## Directions for this task
Output every record word for word.
>> Begin Record excerpts
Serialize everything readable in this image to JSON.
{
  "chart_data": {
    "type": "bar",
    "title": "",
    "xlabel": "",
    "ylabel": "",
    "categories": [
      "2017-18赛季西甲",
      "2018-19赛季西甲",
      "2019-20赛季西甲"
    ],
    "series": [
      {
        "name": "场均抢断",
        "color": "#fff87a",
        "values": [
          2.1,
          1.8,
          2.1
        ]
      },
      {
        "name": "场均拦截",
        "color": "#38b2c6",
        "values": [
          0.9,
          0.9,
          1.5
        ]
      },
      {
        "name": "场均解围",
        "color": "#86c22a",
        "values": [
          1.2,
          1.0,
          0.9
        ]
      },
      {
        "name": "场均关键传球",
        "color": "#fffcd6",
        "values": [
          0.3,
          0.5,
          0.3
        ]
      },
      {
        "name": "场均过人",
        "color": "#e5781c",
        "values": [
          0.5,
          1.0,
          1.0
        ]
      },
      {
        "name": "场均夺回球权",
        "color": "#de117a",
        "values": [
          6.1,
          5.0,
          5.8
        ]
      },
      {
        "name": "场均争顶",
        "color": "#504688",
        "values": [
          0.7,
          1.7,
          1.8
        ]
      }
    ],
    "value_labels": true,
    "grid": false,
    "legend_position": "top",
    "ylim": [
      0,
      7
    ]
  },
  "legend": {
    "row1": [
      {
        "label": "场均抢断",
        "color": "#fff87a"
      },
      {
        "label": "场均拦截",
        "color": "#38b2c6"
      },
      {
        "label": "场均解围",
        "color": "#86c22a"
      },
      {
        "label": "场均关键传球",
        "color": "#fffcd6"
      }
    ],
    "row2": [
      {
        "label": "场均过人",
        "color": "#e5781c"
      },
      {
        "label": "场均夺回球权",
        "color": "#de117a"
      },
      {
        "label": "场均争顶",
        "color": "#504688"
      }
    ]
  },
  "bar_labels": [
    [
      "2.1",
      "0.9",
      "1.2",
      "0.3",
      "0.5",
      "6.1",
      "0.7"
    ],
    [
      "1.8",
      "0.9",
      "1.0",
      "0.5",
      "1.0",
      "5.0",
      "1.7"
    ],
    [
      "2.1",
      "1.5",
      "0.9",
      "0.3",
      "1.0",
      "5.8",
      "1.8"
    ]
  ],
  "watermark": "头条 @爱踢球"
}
>> End Record excerpts
## The reply
Serialize everything readable in this image to JSON.
{
  "chart_data": {
    "type": "bar",
    "title": "",
    "xlabel": "",
    "ylabel": "",
    "categories": [
      "2017-18赛季西甲",
      "2018-19赛季西甲",
      "2019-20赛季西甲"
    ],
    "series": [
      {
        "name": "场均抢断",
        "color": "#fff87a",
        "values": [
          2.1,
          1.8,
          2.1
        ]
      },
      {
        "name": "场均拦截",
        "color": "#38b2c6",
        "values": [
          0.9,
          0.9,
          1.5
        ]
      },
      {
        "name": "场均解围",
        "color": "#86c22a",
        "values": [
          1.2,
          1.0,
          0.9
        ]
      },
      {
        "name": "场均关键传球",
        "color": "#fffcd6",
        "values": [
          0.3,
          0.5,
          0.3
        ]
      },
      {
        "name": "场均过人",
        "color": "#e5781c",
        "values": [
          0.5,
          1.0,
          1.0
        ]
      },
      {
        "name": "场均夺回球权",
        "color": "#de117a",
        "values": [
          6.1,
          5.0,
          5.8
        ]
      },
      {
        "name": "场均争顶",
        "color": "#504688",
        "values": [
          0.7,
          1.7,
          1.8
        ]
      }
    ],
    "value_labels": true,
    "grid": false,
    "legend_position": "top",
    "ylim": [
      0,
      7
    ]
  },
  "legend": {
    "row1": [
      {
        "label": "场均抢断",
        "color": "#fff87a"
      },
      {
        "label": "场均拦截",
        "color": "#38b2c6"
      },
      {
        "label": "场均解围",
        "color": "#86c22a"
      },
      {
        "label": "场均关键传球",
        "color": "#fffcd6"
      }
    ],
    "row2": [
      {
        "label": "场均过人",
        "color": "#e5781c"
      },
      {
        "label": "场均夺回球权",
        "color": "#de117a"
      },
      {
        "label": "场均争顶",
        "color": "#504688"
      }
    ]
  },
  "bar_labels": [
    [
      "2.1",
      "0.9",
      "1.2",
      "0.3",
      "0.5",
      "6.1",
      "0.7"
    ],
    [
      "1.8",
      "0.9",
      "1.0",
      "0.5",
      "1.0",
      "5.0",
      "1.7"
    ],
    [
      "2.1",
      "1.5",
      "0.9",
      "0.3",
      "1.0",
      "5.8",
      "1.8"
    ]
  ],
  "watermark": "头条 @爱踢球"
}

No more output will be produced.